▶ **Goal**:
Gather the lines that hold the string "subtitle".

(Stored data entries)
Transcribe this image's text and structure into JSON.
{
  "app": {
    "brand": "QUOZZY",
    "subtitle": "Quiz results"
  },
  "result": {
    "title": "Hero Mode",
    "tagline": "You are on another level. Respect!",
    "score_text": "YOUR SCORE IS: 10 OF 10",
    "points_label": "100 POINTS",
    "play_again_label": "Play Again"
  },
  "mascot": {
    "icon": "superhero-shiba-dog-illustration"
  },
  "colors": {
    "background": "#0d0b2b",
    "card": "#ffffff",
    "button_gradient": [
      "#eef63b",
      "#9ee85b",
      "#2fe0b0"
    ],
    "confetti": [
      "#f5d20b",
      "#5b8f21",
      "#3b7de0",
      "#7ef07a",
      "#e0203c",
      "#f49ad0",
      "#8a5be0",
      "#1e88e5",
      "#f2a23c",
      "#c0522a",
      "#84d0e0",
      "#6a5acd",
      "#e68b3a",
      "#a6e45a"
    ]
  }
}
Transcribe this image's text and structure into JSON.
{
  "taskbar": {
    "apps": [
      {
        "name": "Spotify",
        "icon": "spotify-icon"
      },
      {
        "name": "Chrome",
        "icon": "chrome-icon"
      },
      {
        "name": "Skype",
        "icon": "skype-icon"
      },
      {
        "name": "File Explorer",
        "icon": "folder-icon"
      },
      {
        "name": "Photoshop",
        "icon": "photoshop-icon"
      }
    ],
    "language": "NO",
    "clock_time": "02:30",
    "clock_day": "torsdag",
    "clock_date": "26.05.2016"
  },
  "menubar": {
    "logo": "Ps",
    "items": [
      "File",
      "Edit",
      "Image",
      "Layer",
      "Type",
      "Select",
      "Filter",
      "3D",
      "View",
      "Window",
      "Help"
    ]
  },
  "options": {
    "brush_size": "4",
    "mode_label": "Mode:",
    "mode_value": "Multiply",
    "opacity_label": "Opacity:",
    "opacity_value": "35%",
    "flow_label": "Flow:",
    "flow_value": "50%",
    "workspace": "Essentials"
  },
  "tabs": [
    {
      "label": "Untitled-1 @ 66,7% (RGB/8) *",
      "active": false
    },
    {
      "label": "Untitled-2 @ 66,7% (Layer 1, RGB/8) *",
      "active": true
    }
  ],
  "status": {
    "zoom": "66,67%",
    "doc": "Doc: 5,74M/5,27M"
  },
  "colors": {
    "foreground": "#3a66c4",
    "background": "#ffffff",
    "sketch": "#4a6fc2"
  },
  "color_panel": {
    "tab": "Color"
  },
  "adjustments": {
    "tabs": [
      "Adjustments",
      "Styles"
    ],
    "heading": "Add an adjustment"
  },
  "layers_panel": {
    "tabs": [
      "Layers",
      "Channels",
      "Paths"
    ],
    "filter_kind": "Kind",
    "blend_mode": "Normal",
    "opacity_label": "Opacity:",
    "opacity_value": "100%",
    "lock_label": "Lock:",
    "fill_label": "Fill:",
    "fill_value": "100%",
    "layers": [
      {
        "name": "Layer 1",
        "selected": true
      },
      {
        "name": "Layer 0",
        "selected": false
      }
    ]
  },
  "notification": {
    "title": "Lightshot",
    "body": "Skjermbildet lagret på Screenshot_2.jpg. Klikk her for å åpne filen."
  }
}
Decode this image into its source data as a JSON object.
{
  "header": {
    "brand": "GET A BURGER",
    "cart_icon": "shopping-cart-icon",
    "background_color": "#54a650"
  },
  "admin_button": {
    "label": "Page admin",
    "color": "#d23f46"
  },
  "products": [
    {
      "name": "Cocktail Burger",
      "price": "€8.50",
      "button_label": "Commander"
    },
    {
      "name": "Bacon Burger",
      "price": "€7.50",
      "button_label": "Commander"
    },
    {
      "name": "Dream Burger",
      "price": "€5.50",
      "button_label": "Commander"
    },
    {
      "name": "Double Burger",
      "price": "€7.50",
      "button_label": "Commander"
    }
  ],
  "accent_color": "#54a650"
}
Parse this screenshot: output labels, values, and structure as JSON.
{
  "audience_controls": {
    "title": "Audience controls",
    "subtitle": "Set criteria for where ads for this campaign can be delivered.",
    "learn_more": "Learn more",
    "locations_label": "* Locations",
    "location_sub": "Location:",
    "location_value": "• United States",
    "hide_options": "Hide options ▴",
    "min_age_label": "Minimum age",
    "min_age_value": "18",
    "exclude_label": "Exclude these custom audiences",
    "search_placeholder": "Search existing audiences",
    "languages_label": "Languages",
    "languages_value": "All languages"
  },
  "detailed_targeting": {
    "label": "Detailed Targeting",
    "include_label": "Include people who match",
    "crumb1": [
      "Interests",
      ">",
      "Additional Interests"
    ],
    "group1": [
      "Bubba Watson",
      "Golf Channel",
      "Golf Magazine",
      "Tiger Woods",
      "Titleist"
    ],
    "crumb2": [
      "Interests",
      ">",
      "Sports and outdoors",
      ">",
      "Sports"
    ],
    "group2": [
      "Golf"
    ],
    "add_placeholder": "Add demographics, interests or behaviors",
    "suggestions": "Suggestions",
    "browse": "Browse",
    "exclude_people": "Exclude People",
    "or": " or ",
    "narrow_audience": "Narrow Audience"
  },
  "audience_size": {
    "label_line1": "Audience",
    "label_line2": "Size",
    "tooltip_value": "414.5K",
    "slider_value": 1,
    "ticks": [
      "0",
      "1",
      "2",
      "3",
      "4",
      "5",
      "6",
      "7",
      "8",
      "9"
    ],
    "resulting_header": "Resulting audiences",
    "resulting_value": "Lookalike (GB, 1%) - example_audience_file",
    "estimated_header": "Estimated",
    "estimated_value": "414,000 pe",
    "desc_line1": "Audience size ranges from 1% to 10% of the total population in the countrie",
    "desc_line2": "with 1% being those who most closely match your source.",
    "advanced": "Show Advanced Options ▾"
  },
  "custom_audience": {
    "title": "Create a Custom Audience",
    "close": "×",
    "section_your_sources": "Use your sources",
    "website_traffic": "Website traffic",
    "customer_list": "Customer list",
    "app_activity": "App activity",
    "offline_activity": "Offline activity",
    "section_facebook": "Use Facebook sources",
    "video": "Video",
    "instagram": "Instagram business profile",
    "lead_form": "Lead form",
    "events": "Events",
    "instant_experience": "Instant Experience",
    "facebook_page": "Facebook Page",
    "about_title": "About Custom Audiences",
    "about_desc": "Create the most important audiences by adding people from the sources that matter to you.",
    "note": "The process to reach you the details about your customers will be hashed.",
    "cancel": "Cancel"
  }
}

▶ **Written reply**:
    "subtitle": "Quiz results"
    "subtitle": "Set criteria for where ads for this campaign can be delivered.",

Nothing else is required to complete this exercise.